> **MATERIAL SHOWN**:
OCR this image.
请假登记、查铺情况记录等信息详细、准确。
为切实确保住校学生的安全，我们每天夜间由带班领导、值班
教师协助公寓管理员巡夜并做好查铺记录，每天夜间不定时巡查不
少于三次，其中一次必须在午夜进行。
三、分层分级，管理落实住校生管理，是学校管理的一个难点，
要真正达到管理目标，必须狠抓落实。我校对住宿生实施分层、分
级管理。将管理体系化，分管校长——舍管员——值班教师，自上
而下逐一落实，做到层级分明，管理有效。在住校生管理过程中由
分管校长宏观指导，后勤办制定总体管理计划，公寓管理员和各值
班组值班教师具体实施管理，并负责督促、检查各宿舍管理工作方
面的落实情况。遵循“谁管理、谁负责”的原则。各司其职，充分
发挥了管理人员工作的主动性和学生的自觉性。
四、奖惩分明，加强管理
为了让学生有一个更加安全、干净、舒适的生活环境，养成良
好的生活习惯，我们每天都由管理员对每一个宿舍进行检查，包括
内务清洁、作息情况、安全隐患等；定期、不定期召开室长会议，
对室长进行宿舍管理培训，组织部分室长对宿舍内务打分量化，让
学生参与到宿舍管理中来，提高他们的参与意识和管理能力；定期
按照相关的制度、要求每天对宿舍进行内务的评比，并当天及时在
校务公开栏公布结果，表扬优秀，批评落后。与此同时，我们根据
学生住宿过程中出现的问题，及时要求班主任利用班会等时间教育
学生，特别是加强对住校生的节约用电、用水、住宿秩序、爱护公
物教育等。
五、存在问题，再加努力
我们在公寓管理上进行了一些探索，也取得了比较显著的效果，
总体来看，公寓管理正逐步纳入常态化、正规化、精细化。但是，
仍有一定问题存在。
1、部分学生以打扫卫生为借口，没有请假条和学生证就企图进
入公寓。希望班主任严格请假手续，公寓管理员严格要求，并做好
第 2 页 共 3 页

> **WORK INSTRUCTIONS**:
The records above should be repeated in full, exactly as given.

> **THE OUTPUT**:
OCR this image.
请假登记、查铺情况记录等信息详细、准确。
为切实确保住校学生的安全，我们每天夜间由带班领导、值班
教师协助公寓管理员巡夜并做好查铺记录，每天夜间不定时巡查不
少于三次，其中一次必须在午夜进行。
三、分层分级，管理落实住校生管理，是学校管理的一个难点，
要真正达到管理目标，必须狠抓落实。我校对住宿生实施分层、分
级管理。将管理体系化，分管校长——舍管员——值班教师，自上
而下逐一落实，做到层级分明，管理有效。在住校生管理过程中由
分管校长宏观指导，后勤办制定总体管理计划，公寓管理员和各值
班组值班教师具体实施管理，并负责督促、检查各宿舍管理工作方
面的落实情况。遵循“谁管理、谁负责”的原则。各司其职，充分
发挥了管理人员工作的主动性和学生的自觉性。
四、奖惩分明，加强管理
为了让学生有一个更加安全、干净、舒适的生活环境，养成良
好的生活习惯，我们每天都由管理员对每一个宿舍进行检查，包括
内务清洁、作息情况、安全隐患等；定期、不定期召开室长会议，
对室长进行宿舍管理培训，组织部分室长对宿舍内务打分量化，让
学生参与到宿舍管理中来，提高他们的参与意识和管理能力；定期
按照相关的制度、要求每天对宿舍进行内务的评比，并当天及时在
校务公开栏公布结果，表扬优秀，批评落后。与此同时，我们根据
学生住宿过程中出现的问题，及时要求班主任利用班会等时间教育
学生，特别是加强对住校生的节约用电、用水、住宿秩序、爱护公
物教育等。
五、存在问题，再加努力
我们在公寓管理上进行了一些探索，也取得了比较显著的效果，
总体来看，公寓管理正逐步纳入常态化、正规化、精细化。但是，
仍有一定问题存在。
1、部分学生以打扫卫生为借口，没有请假条和学生证就企图进
入公寓。希望班主任严格请假手续，公寓管理员严格要求，并做好
第 2 页 共 3 页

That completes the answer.